▶ [PROBLEM DETAILS]: Select and copy out every line in the records containing "BACOLOD".

▶ [DATASET RECORDS]:
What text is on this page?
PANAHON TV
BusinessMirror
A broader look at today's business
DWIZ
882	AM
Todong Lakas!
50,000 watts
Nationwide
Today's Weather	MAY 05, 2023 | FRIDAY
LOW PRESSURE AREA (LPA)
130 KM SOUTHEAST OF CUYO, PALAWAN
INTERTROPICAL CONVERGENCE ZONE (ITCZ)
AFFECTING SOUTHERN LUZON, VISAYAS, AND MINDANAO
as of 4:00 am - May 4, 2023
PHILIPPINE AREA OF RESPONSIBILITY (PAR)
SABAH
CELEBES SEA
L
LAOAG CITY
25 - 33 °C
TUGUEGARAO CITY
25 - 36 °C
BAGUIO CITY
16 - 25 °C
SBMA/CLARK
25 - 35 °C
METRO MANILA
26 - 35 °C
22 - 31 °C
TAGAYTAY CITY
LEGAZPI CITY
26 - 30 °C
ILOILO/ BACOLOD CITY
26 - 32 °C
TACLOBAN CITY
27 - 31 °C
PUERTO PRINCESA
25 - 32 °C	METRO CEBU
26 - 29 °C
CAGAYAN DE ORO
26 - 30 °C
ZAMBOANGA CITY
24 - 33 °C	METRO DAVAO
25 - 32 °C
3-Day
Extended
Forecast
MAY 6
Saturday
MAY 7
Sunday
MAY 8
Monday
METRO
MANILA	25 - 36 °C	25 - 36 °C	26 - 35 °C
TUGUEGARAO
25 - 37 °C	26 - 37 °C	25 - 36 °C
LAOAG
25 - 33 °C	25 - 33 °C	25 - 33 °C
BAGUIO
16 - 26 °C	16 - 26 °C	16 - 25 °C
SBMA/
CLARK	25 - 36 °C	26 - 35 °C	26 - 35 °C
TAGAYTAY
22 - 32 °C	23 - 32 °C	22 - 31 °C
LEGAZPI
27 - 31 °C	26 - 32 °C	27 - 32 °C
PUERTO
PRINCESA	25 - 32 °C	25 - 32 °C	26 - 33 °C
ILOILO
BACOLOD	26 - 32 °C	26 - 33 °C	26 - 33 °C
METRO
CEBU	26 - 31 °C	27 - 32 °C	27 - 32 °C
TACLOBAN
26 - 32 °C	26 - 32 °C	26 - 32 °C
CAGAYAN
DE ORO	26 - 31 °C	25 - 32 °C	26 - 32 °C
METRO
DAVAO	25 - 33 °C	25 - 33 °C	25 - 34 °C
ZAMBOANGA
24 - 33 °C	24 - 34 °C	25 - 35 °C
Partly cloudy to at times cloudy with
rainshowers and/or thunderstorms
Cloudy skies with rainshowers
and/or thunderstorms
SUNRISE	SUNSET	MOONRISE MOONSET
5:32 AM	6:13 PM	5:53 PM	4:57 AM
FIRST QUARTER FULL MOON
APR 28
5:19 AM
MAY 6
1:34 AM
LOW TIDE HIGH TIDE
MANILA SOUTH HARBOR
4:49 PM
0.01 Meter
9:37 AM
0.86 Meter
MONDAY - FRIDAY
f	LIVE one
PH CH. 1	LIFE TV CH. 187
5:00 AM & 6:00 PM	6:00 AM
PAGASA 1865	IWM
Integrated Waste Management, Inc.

▶ [TASK SOLUTION]:
ILOILO/ BACOLOD CITY
BACOLOD	26 - 32 °C	26 - 33 °C	26 - 33 °C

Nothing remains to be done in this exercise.